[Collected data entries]
(begin)

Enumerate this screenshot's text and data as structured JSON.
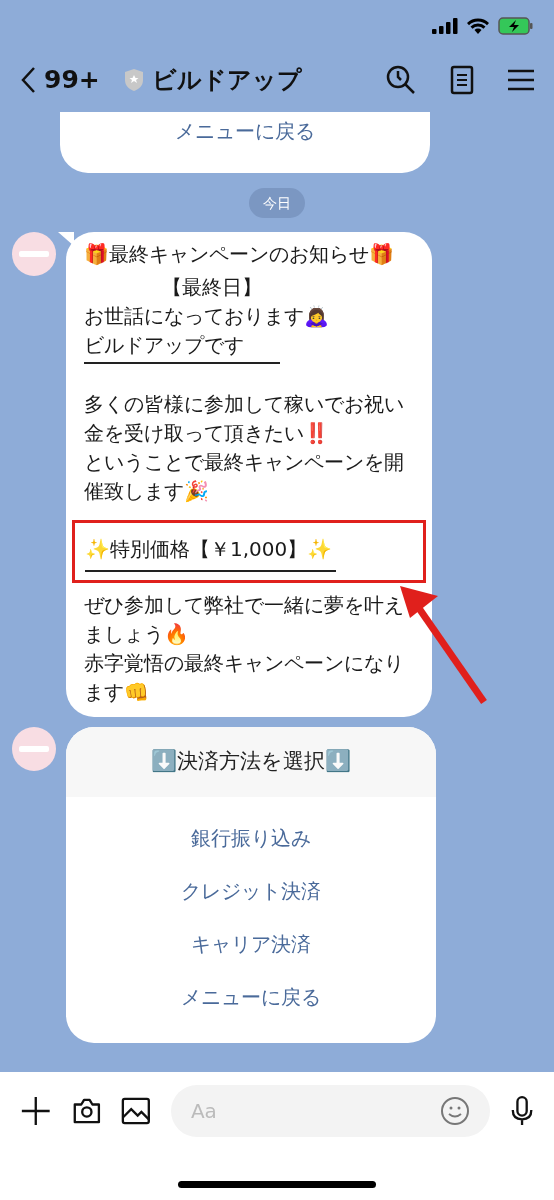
{
  "header": {
    "unread_count": "99+",
    "title": "ビルドアップ"
  },
  "previous_menu": {
    "options": [
      "メニューに戻る"
    ]
  },
  "date_chip": "今日",
  "message": {
    "blocks": [
      {
        "kind": "text",
        "lines": [
          "🎁最終キャンペーンのお知らせ🎁"
        ]
      },
      {
        "kind": "indented",
        "lines": [
          "【最終日】"
        ]
      },
      {
        "kind": "text",
        "lines": [
          "お世話になっております🙇‍♀️",
          "ビルドアップです"
        ]
      },
      {
        "kind": "rule"
      },
      {
        "kind": "spaced",
        "lines": [
          "多くの皆様に参加して稼いでお祝い金を受け取って頂きたい‼️",
          "ということで最終キャンペーンを開催致します🎉"
        ]
      },
      {
        "kind": "price",
        "lines": [
          "✨特別価格【￥1,000】✨"
        ],
        "highlighted": true
      },
      {
        "kind": "text",
        "lines": [
          "ぜひ参加して弊社で一緒に夢を叶えましょう🔥",
          "赤字覚悟の最終キャンペーンになります👊"
        ]
      }
    ]
  },
  "menu": {
    "title": "⬇️決済方法を選択⬇️",
    "options": [
      "銀行振り込み",
      "クレジット決済",
      "キャリア決済",
      "メニューに戻る"
    ]
  },
  "input": {
    "placeholder": "Aa"
  }
}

(end)

● Written task
Retype all of the entries exactly as written, leaving out any images.

● Answer below
Enumerate this screenshot's text and data as structured JSON.
{
  "header": {
    "unread_count": "99+",
    "title": "ビルドアップ"
  },
  "previous_menu": {
    "options": [
      "メニューに戻る"
    ]
  },
  "date_chip": "今日",
  "message": {
    "blocks": [
      {
        "kind": "text",
        "lines": [
          "🎁最終キャンペーンのお知らせ🎁"
        ]
      },
      {
        "kind": "indented",
        "lines": [
          "【最終日】"
        ]
      },
      {
        "kind": "text",
        "lines": [
          "お世話になっております🙇‍♀️",
          "ビルドアップです"
        ]
      },
      {
        "kind": "rule"
      },
      {
        "kind": "spaced",
        "lines": [
          "多くの皆様に参加して稼いでお祝い金を受け取って頂きたい‼️",
          "ということで最終キャンペーンを開催致します🎉"
        ]
      },
      {
        "kind": "price",
        "lines": [
          "✨特別価格【￥1,000】✨"
        ],
        "highlighted": true
      },
      {
        "kind": "text",
        "lines": [
          "ぜひ参加して弊社で一緒に夢を叶えましょう🔥",
          "赤字覚悟の最終キャンペーンになります👊"
        ]
      }
    ]
  },
  "menu": {
    "title": "⬇️決済方法を選択⬇️",
    "options": [
      "銀行振り込み",
      "クレジット決済",
      "キャリア決済",
      "メニューに戻る"
    ]
  },
  "input": {
    "placeholder": "Aa"
  }
}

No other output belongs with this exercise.